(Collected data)
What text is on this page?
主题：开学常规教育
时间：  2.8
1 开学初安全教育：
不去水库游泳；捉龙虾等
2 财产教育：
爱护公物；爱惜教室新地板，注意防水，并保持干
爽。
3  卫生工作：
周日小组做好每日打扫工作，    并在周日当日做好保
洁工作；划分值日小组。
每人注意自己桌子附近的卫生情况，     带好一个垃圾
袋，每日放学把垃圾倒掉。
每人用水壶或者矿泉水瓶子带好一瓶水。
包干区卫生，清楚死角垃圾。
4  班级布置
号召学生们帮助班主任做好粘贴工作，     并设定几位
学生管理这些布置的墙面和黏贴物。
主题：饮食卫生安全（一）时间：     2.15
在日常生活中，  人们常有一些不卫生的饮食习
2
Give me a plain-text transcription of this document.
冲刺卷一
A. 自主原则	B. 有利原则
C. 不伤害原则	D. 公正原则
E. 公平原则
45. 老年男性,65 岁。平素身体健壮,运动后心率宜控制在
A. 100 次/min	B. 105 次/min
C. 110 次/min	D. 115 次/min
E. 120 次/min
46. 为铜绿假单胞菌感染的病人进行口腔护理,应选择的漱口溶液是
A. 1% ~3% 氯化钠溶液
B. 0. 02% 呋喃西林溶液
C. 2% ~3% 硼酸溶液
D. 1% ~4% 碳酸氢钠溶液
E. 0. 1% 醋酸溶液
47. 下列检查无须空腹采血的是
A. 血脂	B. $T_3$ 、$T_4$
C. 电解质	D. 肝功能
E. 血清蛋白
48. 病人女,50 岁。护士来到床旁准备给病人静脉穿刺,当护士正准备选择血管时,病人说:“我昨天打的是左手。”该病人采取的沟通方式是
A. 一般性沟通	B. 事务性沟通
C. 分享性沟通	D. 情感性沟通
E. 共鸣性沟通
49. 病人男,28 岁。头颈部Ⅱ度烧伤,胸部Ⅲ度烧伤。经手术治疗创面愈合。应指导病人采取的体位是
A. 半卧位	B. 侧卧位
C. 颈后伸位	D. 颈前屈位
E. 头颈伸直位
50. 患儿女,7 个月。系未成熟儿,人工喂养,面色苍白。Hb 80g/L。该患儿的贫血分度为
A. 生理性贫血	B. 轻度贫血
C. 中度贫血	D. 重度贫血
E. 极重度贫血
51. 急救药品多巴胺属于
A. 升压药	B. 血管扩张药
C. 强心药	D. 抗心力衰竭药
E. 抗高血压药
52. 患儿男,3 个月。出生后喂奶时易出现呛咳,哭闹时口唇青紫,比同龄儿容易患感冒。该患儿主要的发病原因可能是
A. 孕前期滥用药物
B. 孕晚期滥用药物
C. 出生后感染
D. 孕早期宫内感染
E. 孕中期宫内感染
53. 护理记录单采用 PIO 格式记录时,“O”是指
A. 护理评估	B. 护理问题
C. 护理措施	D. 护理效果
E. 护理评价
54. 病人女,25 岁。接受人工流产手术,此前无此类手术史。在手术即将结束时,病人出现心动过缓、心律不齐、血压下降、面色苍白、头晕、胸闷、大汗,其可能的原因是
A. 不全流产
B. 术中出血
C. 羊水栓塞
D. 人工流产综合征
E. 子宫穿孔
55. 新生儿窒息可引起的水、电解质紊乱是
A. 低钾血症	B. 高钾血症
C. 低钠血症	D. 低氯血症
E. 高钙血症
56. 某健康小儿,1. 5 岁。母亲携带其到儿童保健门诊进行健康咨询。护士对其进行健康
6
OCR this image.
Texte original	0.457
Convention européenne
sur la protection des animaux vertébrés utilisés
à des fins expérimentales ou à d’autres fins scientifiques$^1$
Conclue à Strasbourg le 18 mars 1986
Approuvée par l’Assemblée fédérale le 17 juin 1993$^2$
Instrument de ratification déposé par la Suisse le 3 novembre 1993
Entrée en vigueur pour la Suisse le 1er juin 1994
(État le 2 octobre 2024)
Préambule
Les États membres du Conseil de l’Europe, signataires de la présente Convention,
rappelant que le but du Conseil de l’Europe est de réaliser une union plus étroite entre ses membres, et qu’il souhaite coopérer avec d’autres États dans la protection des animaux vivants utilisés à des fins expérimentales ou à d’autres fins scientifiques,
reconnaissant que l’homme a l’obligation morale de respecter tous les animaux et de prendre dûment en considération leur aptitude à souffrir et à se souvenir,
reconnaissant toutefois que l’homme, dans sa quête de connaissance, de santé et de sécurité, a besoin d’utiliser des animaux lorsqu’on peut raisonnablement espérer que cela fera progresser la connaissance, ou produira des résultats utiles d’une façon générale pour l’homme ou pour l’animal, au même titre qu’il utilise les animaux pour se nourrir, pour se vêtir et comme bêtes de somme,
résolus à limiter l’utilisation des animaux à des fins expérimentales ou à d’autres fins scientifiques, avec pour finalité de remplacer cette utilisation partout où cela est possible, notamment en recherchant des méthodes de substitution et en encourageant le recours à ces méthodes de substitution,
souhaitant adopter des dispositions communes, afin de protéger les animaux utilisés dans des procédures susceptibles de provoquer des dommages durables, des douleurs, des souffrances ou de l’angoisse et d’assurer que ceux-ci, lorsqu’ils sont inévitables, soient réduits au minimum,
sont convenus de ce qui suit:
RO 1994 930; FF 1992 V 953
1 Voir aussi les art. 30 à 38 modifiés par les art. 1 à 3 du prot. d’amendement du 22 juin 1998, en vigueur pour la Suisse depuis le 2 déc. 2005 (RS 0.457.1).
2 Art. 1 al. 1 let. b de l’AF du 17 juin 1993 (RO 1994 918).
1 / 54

● DIRECTIVE
From the records above, extract every line exactly as it stands.

● THE COMPLETED TASK
What text is on this page?
主题：开学常规教育
时间：  2.8
1 开学初安全教育：
不去水库游泳；捉龙虾等
2 财产教育：
爱护公物；爱惜教室新地板，注意防水，并保持干
爽。
3  卫生工作：
周日小组做好每日打扫工作，    并在周日当日做好保
洁工作；划分值日小组。
每人注意自己桌子附近的卫生情况，     带好一个垃圾
袋，每日放学把垃圾倒掉。
每人用水壶或者矿泉水瓶子带好一瓶水。
包干区卫生，清楚死角垃圾。
4  班级布置
号召学生们帮助班主任做好粘贴工作，     并设定几位
学生管理这些布置的墙面和黏贴物。
主题：饮食卫生安全（一）时间：     2.15
在日常生活中，  人们常有一些不卫生的饮食习
2
Give me a plain-text transcription of this document.
冲刺卷一
A. 自主原则	B. 有利原则
C. 不伤害原则	D. 公正原则
E. 公平原则
45. 老年男性,65 岁。平素身体健壮,运动后心率宜控制在
A. 100 次/min	B. 105 次/min
C. 110 次/min	D. 115 次/min
E. 120 次/min
46. 为铜绿假单胞菌感染的病人进行口腔护理,应选择的漱口溶液是
A. 1% ~3% 氯化钠溶液
B. 0. 02% 呋喃西林溶液
C. 2% ~3% 硼酸溶液
D. 1% ~4% 碳酸氢钠溶液
E. 0. 1% 醋酸溶液
47. 下列检查无须空腹采血的是
A. 血脂	B. $T_3$ 、$T_4$
C. 电解质	D. 肝功能
E. 血清蛋白
48. 病人女,50 岁。护士来到床旁准备给病人静脉穿刺,当护士正准备选择血管时,病人说:“我昨天打的是左手。”该病人采取的沟通方式是
A. 一般性沟通	B. 事务性沟通
C. 分享性沟通	D. 情感性沟通
E. 共鸣性沟通
49. 病人男,28 岁。头颈部Ⅱ度烧伤,胸部Ⅲ度烧伤。经手术治疗创面愈合。应指导病人采取的体位是
A. 半卧位	B. 侧卧位
C. 颈后伸位	D. 颈前屈位
E. 头颈伸直位
50. 患儿女,7 个月。系未成熟儿,人工喂养,面色苍白。Hb 80g/L。该患儿的贫血分度为
A. 生理性贫血	B. 轻度贫血
C. 中度贫血	D. 重度贫血
E. 极重度贫血
51. 急救药品多巴胺属于
A. 升压药	B. 血管扩张药
C. 强心药	D. 抗心力衰竭药
E. 抗高血压药
52. 患儿男,3 个月。出生后喂奶时易出现呛咳,哭闹时口唇青紫,比同龄儿容易患感冒。该患儿主要的发病原因可能是
A. 孕前期滥用药物
B. 孕晚期滥用药物
C. 出生后感染
D. 孕早期宫内感染
E. 孕中期宫内感染
53. 护理记录单采用 PIO 格式记录时,“O”是指
A. 护理评估	B. 护理问题
C. 护理措施	D. 护理效果
E. 护理评价
54. 病人女,25 岁。接受人工流产手术,此前无此类手术史。在手术即将结束时,病人出现心动过缓、心律不齐、血压下降、面色苍白、头晕、胸闷、大汗,其可能的原因是
A. 不全流产
B. 术中出血
C. 羊水栓塞
D. 人工流产综合征
E. 子宫穿孔
55. 新生儿窒息可引起的水、电解质紊乱是
A. 低钾血症	B. 高钾血症
C. 低钠血症	D. 低氯血症
E. 高钙血症
56. 某健康小儿,1. 5 岁。母亲携带其到儿童保健门诊进行健康咨询。护士对其进行健康
6
OCR this image.
Texte original	0.457
Convention européenne
sur la protection des animaux vertébrés utilisés
à des fins expérimentales ou à d’autres fins scientifiques$^1$
Conclue à Strasbourg le 18 mars 1986
Approuvée par l’Assemblée fédérale le 17 juin 1993$^2$
Instrument de ratification déposé par la Suisse le 3 novembre 1993
Entrée en vigueur pour la Suisse le 1er juin 1994
(État le 2 octobre 2024)
Préambule
Les États membres du Conseil de l’Europe, signataires de la présente Convention,
rappelant que le but du Conseil de l’Europe est de réaliser une union plus étroite entre ses membres, et qu’il souhaite coopérer avec d’autres États dans la protection des animaux vivants utilisés à des fins expérimentales ou à d’autres fins scientifiques,
reconnaissant que l’homme a l’obligation morale de respecter tous les animaux et de prendre dûment en considération leur aptitude à souffrir et à se souvenir,
reconnaissant toutefois que l’homme, dans sa quête de connaissance, de santé et de sécurité, a besoin d’utiliser des animaux lorsqu’on peut raisonnablement espérer que cela fera progresser la connaissance, ou produira des résultats utiles d’une façon générale pour l’homme ou pour l’animal, au même titre qu’il utilise les animaux pour se nourrir, pour se vêtir et comme bêtes de somme,
résolus à limiter l’utilisation des animaux à des fins expérimentales ou à d’autres fins scientifiques, avec pour finalité de remplacer cette utilisation partout où cela est possible, notamment en recherchant des méthodes de substitution et en encourageant le recours à ces méthodes de substitution,
souhaitant adopter des dispositions communes, afin de protéger les animaux utilisés dans des procédures susceptibles de provoquer des dommages durables, des douleurs, des souffrances ou de l’angoisse et d’assurer que ceux-ci, lorsqu’ils sont inévitables, soient réduits au minimum,
sont convenus de ce qui suit:
RO 1994 930; FF 1992 V 953
1 Voir aussi les art. 30 à 38 modifiés par les art. 1 à 3 du prot. d’amendement du 22 juin 1998, en vigueur pour la Suisse depuis le 2 déc. 2005 (RS 0.457.1).
2 Art. 1 al. 1 let. b de l’AF du 17 juin 1993 (RO 1994 918).
1 / 54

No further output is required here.